▶ TASK INSTRUCTIONS
Arrange the lines as a JSON list of strings, one string per line, skipping blank lines. Start at the line containing "Give bounding boxes" and continue through the line containing "295, 105, 358]", including both, and leave the pictures out.

▶ PROVIDED MATERIAL
====

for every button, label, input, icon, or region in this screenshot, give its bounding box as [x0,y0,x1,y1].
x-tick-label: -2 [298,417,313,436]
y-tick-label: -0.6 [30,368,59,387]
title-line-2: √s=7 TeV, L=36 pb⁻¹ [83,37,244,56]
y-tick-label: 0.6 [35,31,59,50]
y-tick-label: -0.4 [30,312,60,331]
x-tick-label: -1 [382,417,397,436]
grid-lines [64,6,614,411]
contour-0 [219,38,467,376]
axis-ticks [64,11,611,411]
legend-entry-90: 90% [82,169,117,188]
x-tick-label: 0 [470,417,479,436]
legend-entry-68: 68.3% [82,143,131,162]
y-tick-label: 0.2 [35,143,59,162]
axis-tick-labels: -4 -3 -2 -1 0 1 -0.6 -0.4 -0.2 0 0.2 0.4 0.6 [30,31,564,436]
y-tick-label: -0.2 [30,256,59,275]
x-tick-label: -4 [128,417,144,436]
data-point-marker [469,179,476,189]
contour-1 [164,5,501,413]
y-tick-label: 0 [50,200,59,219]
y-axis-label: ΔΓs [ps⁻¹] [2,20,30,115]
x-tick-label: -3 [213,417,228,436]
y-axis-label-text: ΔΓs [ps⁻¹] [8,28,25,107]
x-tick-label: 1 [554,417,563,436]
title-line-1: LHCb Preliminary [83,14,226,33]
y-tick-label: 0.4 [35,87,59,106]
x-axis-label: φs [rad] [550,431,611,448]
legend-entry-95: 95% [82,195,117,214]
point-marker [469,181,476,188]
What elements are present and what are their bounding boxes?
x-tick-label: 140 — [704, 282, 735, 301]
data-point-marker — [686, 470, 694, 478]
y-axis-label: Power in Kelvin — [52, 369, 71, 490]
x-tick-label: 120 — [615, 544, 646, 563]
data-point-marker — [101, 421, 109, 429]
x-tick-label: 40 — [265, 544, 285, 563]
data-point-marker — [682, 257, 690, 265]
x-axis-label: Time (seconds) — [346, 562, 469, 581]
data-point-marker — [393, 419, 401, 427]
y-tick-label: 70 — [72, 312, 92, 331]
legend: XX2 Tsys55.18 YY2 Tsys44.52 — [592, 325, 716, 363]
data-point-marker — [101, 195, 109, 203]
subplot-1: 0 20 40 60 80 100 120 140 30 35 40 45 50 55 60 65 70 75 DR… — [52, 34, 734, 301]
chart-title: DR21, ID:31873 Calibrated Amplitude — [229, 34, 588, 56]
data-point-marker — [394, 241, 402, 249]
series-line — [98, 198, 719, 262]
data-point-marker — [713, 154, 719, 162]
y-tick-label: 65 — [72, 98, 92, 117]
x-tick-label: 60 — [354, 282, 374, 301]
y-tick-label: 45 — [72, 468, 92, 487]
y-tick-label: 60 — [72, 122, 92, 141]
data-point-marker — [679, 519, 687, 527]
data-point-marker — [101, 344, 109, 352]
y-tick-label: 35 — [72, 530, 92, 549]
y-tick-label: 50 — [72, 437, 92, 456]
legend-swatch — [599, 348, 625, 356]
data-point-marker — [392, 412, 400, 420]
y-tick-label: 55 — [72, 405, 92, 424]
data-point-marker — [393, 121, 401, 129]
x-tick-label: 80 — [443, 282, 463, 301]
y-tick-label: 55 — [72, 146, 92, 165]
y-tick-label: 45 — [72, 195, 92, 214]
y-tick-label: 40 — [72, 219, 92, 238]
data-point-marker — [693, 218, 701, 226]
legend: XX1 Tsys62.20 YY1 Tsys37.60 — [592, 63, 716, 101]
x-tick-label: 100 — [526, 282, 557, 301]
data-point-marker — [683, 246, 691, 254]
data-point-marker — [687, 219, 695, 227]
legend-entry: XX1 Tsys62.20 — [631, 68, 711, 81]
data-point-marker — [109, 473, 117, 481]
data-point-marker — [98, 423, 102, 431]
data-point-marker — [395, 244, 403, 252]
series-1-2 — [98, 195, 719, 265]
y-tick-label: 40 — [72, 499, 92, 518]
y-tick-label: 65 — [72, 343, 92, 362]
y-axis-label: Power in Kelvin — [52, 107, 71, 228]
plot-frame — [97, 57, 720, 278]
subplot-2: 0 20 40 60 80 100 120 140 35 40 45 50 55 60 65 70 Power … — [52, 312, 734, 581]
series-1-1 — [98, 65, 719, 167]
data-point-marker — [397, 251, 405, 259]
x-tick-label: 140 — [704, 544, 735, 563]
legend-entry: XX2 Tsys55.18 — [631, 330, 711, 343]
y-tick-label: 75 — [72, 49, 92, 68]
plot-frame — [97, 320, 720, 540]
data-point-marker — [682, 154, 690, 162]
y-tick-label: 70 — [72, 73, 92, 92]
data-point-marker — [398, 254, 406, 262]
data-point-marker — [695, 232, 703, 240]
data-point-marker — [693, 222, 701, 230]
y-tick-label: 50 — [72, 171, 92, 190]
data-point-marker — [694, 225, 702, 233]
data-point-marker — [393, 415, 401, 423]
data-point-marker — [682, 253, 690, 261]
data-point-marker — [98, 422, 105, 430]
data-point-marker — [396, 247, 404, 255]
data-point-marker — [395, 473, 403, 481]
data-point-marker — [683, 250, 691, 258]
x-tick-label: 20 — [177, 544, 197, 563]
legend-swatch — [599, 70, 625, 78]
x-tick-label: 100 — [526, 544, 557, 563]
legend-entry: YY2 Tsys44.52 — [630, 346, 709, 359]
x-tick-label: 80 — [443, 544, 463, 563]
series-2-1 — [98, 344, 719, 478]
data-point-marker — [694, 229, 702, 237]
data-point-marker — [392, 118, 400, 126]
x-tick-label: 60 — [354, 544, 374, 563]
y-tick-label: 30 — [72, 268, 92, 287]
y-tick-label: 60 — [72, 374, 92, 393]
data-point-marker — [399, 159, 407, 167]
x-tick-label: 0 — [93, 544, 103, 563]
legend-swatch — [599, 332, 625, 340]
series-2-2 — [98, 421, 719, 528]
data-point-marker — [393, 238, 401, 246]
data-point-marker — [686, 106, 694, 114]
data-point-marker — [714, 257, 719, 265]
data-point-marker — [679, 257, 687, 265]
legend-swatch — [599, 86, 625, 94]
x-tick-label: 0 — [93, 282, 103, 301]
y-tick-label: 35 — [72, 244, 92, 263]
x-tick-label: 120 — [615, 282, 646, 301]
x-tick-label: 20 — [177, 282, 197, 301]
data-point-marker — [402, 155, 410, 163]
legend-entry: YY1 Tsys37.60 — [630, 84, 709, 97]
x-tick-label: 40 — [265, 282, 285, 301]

====

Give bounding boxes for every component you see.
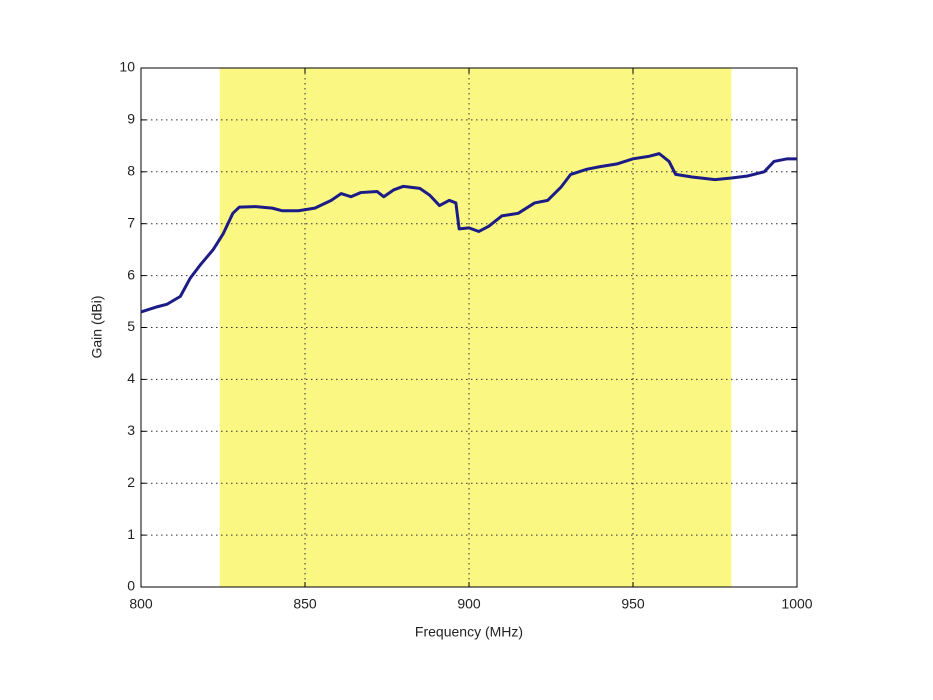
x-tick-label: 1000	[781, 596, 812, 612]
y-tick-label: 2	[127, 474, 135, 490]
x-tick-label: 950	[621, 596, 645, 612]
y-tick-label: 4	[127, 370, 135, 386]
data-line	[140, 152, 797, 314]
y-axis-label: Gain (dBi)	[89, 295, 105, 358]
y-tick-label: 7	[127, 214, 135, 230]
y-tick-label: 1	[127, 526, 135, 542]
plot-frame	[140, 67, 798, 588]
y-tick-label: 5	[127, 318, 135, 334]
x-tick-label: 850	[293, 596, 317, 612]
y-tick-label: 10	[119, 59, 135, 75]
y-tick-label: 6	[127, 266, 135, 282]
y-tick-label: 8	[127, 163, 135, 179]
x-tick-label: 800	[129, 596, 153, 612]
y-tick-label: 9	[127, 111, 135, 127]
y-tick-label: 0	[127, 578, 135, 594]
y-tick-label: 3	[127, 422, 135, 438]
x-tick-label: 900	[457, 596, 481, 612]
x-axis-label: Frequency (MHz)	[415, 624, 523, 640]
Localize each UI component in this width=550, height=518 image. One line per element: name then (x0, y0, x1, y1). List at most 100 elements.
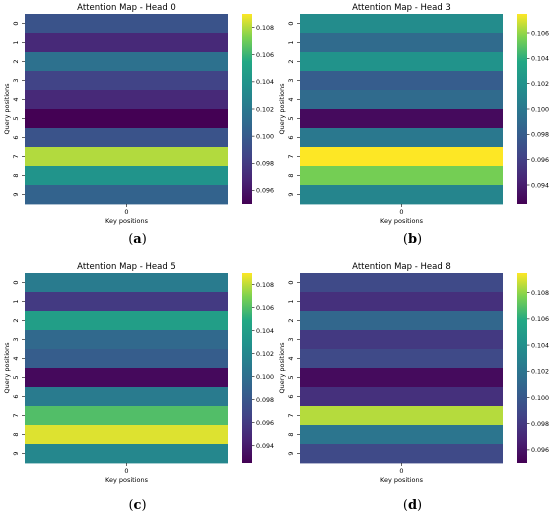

====

▶ SOLUTION TO THE EXERCISE
[
  "Give bounding boxes for every component you see.",
  "x-tick-label: 1000\t[781, 596, 812, 612]",
  "y-tick-label: 2\t[127, 474, 135, 490]",
  "x-tick-label: 950\t[621, 596, 645, 612]",
  "y-tick-label: 4\t[127, 370, 135, 386]",
  "data-line\t[140, 152, 797, 314]",
  "y-axis-label: Gain (dBi)\t[89, 295, 105, 358]"
]